___ RECORDS PROVIDED ___

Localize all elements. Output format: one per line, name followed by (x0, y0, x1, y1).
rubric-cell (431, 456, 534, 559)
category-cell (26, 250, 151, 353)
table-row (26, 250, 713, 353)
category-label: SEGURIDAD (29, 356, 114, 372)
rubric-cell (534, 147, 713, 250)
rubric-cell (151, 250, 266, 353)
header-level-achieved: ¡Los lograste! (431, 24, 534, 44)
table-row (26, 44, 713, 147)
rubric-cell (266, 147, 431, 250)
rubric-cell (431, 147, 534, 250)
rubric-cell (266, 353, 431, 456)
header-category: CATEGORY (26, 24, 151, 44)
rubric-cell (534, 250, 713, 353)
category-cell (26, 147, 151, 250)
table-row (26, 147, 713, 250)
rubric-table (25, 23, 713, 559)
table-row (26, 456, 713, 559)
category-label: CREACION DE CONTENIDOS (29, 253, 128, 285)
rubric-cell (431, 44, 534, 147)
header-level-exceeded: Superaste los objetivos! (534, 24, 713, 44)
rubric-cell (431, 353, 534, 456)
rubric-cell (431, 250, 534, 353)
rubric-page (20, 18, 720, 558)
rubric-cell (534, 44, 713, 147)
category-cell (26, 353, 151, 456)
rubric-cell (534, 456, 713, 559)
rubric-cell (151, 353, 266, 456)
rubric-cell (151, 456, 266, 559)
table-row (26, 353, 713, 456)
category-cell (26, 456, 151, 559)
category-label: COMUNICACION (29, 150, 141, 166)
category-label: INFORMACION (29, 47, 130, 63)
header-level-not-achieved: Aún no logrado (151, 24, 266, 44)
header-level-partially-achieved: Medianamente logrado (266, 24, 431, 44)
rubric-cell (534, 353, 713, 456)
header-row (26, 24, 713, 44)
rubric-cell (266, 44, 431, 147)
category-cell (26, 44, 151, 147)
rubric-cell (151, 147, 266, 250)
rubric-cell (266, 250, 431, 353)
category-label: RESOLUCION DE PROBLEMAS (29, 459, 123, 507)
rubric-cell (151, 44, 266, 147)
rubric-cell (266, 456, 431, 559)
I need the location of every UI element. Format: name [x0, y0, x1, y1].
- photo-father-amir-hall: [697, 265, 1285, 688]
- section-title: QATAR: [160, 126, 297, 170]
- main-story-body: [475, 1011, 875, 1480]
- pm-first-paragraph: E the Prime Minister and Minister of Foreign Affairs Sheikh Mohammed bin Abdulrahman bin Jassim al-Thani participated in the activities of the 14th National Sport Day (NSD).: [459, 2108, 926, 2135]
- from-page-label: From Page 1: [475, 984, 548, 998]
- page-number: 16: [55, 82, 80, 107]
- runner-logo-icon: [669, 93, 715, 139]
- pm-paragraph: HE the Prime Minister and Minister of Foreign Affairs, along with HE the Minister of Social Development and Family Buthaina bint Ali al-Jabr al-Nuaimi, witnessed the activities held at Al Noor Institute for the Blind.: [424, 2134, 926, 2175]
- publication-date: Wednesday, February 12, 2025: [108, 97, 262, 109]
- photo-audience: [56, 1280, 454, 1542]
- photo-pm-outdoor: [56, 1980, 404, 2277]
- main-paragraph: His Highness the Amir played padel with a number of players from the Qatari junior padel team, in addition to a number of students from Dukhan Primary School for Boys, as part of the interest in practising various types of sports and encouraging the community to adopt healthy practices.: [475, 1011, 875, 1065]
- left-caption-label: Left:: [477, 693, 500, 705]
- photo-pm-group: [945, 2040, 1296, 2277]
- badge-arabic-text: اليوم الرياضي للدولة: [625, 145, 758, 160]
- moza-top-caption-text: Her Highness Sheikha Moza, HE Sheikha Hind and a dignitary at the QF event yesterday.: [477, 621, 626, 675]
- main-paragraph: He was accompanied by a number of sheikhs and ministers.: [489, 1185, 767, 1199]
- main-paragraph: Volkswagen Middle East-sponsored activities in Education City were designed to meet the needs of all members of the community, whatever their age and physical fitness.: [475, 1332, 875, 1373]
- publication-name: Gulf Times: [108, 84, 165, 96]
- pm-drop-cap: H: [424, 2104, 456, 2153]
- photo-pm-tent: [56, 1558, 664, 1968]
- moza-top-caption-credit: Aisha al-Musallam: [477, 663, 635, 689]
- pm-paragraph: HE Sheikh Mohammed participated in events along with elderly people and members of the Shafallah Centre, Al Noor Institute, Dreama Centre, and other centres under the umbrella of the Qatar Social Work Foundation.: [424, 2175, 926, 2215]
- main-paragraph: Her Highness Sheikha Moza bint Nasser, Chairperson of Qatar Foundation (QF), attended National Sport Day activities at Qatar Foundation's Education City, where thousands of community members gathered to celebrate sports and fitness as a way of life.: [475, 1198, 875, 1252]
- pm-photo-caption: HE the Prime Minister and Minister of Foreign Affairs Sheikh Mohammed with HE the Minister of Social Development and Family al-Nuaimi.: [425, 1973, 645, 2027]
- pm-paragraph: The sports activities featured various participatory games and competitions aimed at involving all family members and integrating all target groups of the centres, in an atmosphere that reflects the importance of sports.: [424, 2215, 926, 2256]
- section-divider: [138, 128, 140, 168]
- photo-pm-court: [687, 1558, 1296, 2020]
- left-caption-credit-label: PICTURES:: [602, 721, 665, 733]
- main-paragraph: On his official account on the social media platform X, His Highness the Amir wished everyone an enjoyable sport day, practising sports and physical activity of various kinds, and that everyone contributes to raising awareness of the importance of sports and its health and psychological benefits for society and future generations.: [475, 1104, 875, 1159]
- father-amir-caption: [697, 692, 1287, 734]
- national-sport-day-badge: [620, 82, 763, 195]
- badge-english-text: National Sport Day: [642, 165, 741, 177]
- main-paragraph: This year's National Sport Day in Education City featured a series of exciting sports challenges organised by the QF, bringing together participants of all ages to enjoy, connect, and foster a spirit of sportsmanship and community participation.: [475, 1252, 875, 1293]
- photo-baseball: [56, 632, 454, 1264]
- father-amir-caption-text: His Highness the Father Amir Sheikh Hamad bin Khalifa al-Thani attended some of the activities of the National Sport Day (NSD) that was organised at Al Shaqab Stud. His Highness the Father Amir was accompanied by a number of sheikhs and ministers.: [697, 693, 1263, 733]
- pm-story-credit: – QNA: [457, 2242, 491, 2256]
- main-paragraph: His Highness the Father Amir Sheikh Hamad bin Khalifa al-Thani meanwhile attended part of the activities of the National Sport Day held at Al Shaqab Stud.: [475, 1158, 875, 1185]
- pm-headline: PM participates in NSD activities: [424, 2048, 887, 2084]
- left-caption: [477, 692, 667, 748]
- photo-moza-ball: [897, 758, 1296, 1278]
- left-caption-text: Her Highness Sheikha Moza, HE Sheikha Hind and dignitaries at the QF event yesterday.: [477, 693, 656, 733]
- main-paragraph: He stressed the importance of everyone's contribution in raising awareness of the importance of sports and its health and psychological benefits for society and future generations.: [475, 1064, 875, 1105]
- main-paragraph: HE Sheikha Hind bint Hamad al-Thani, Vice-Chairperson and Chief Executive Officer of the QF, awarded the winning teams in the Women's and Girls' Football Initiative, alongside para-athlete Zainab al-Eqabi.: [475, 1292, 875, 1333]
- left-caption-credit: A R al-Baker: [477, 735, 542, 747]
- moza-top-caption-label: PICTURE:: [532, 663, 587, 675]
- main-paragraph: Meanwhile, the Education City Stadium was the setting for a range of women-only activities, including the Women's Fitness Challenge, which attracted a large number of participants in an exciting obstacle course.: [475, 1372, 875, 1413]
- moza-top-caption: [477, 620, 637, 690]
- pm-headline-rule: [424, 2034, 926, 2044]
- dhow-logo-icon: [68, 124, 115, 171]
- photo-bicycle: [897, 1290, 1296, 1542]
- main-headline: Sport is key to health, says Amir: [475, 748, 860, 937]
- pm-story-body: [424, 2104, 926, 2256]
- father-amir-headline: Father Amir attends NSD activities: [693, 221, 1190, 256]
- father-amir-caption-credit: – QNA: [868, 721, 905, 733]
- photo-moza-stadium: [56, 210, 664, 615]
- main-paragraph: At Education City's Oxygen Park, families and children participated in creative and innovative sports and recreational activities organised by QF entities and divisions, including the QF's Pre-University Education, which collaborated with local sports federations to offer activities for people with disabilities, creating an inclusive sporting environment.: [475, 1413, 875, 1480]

___

**YOUR TASK:** Pick out every line in the entries above that contains the word "which", and copy each one. Case counts.

**EXERCISE OUTPUT:**
- main-paragraph: Meanwhile, the Education City Stadium was the setting for a range of women-only activities, including the Women's Fitness Challenge, which attracted a large number of participants in an exciting obstacle course.: [475, 1372, 875, 1413]
- main-paragraph: At Education City's Oxygen Park, families and children participated in creative and innovative sports and recreational activities organised by QF entities and divisions, including the QF's Pre-University Education, which collaborated with local sports federations to offer activities for people with disabilities, creating an inclusive sporting environment.: [475, 1413, 875, 1480]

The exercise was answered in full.